**AIM OF THE TASK:** Return, word for word, only the lines from the one containing "Read all visible content and emit it as JSON." through the last line of the entries.

== == ==

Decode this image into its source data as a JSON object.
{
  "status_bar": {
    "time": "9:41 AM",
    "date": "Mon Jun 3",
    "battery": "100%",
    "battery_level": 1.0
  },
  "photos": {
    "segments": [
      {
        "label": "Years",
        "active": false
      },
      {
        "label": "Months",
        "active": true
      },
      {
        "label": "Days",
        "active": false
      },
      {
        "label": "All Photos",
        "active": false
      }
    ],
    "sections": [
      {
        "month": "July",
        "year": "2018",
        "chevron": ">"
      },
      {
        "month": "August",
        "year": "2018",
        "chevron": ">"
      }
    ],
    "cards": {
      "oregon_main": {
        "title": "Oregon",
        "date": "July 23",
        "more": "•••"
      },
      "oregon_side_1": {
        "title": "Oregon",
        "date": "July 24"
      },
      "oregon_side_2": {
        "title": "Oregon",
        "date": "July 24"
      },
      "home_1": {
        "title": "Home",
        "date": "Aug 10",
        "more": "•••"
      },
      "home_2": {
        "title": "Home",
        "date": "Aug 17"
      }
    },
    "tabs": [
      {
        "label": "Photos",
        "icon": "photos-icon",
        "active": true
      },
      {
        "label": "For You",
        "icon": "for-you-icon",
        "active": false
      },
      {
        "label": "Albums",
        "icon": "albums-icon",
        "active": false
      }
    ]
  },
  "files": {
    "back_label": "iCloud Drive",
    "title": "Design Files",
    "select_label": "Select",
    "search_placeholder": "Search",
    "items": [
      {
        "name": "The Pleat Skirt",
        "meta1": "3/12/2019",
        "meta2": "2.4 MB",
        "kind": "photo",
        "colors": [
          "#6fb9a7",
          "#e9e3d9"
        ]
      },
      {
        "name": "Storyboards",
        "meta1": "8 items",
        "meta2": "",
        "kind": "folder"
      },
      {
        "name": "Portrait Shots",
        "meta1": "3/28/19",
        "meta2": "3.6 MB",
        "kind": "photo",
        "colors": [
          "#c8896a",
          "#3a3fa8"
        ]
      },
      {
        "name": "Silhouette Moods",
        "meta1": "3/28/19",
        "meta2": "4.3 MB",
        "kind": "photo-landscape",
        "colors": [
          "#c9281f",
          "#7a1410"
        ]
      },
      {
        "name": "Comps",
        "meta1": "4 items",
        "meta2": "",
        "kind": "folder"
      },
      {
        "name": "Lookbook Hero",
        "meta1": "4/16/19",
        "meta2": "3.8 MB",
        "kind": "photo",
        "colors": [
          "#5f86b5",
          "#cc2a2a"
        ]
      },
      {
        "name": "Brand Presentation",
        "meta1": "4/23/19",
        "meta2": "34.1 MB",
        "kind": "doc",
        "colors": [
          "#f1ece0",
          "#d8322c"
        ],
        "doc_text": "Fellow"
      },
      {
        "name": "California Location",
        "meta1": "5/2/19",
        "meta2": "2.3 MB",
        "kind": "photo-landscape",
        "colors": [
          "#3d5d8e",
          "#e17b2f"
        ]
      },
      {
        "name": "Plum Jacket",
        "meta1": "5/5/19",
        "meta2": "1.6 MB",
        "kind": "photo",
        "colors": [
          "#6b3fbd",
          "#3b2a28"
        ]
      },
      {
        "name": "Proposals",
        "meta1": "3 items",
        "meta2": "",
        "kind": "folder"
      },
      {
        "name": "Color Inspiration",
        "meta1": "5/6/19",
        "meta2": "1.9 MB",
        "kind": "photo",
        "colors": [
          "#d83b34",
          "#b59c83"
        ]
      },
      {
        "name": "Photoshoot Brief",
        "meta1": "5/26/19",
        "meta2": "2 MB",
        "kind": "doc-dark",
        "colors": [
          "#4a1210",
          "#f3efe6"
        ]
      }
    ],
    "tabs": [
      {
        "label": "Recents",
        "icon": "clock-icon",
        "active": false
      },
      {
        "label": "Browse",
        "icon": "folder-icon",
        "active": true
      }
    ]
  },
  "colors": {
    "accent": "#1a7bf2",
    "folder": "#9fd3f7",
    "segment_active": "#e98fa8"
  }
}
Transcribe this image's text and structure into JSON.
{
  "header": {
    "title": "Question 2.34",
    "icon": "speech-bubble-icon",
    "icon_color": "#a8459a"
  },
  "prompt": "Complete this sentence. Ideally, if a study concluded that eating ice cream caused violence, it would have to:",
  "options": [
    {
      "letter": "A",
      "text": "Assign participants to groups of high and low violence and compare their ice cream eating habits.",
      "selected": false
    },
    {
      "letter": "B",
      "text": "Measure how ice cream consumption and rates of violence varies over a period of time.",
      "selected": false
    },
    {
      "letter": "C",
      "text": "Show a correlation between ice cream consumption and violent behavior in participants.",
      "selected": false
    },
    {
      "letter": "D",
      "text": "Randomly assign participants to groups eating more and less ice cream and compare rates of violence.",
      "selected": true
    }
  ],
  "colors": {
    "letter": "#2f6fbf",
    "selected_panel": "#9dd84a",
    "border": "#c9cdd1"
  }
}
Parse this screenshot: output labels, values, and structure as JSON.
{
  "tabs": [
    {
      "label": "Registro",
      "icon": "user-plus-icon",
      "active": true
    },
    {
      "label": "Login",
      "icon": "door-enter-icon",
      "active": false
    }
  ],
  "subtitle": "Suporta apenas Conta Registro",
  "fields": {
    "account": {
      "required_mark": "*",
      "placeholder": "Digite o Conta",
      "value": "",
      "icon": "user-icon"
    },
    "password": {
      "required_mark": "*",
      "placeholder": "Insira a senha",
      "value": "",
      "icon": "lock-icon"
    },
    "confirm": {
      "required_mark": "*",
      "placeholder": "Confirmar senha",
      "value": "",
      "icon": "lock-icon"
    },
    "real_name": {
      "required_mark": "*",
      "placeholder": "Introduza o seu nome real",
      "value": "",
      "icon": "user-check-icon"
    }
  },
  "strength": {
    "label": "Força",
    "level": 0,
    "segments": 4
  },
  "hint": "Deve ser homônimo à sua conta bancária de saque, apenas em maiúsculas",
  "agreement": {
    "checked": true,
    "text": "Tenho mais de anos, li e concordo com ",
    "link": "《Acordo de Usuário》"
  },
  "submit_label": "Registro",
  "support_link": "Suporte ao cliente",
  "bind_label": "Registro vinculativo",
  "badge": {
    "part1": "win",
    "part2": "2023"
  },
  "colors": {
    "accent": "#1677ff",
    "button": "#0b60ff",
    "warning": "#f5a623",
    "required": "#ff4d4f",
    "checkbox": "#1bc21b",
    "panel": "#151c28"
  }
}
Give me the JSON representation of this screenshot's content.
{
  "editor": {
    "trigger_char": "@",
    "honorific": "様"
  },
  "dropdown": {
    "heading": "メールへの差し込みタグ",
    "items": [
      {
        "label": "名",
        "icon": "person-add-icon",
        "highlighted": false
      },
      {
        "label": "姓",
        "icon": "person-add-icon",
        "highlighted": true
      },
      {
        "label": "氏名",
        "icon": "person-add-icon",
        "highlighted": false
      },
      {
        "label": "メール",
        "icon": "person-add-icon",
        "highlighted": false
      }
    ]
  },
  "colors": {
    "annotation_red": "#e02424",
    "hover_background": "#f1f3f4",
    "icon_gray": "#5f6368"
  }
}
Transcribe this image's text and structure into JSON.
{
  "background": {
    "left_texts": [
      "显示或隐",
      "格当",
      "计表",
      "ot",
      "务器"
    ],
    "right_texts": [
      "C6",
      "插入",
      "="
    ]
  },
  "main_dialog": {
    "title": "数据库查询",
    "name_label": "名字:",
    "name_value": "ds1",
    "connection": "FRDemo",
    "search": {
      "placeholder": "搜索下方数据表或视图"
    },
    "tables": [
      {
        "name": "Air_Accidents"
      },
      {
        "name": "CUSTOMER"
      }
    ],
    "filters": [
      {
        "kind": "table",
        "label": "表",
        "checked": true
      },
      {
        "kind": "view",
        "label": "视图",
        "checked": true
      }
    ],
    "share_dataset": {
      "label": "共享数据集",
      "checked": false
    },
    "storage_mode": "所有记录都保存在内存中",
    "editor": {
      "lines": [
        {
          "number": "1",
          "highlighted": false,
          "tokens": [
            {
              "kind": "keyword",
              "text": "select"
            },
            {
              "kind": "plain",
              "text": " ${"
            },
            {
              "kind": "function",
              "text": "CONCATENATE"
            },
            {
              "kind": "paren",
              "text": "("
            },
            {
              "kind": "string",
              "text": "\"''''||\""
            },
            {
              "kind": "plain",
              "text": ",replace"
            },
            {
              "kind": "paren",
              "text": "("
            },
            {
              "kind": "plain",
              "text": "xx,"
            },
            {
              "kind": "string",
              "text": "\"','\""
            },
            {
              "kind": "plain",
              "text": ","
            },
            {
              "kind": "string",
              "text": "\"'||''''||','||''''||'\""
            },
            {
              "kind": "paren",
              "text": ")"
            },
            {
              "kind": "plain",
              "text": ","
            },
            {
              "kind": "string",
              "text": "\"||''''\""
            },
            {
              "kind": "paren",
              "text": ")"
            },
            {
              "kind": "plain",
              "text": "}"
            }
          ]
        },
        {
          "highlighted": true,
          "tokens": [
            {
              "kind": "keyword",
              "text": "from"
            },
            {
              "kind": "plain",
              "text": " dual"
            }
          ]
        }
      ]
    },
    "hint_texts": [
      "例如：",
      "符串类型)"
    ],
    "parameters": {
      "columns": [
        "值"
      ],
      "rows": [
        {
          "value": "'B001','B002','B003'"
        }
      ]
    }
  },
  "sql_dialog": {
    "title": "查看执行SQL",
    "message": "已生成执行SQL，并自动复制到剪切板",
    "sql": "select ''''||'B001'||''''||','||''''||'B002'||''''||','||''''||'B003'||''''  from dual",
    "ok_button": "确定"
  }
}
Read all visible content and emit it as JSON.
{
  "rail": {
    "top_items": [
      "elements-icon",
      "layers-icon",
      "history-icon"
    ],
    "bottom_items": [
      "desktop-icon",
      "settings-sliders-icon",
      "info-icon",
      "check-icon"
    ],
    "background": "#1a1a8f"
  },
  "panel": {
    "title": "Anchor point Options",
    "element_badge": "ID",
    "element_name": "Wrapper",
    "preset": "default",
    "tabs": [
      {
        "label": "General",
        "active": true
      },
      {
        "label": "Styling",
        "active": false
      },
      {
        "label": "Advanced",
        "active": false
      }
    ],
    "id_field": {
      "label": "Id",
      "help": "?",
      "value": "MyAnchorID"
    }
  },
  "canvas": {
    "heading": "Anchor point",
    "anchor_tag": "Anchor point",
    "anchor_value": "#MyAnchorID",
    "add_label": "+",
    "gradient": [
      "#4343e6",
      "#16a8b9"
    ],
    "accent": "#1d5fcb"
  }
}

== == ==

**SOLVED PROBLEM:**
Read all visible content and emit it as JSON.
{
  "rail": {
    "top_items": [
      "elements-icon",
      "layers-icon",
      "history-icon"
    ],
    "bottom_items": [
      "desktop-icon",
      "settings-sliders-icon",
      "info-icon",
      "check-icon"
    ],
    "background": "#1a1a8f"
  },
  "panel": {
    "title": "Anchor point Options",
    "element_badge": "ID",
    "element_name": "Wrapper",
    "preset": "default",
    "tabs": [
      {
        "label": "General",
        "active": true
      },
      {
        "label": "Styling",
        "active": false
      },
      {
        "label": "Advanced",
        "active": false
      }
    ],
    "id_field": {
      "label": "Id",
      "help": "?",
      "value": "MyAnchorID"
    }
  },
  "canvas": {
    "heading": "Anchor point",
    "anchor_tag": "Anchor point",
    "anchor_value": "#MyAnchorID",
    "add_label": "+",
    "gradient": [
      "#4343e6",
      "#16a8b9"
    ],
    "accent": "#1d5fcb"
  }
}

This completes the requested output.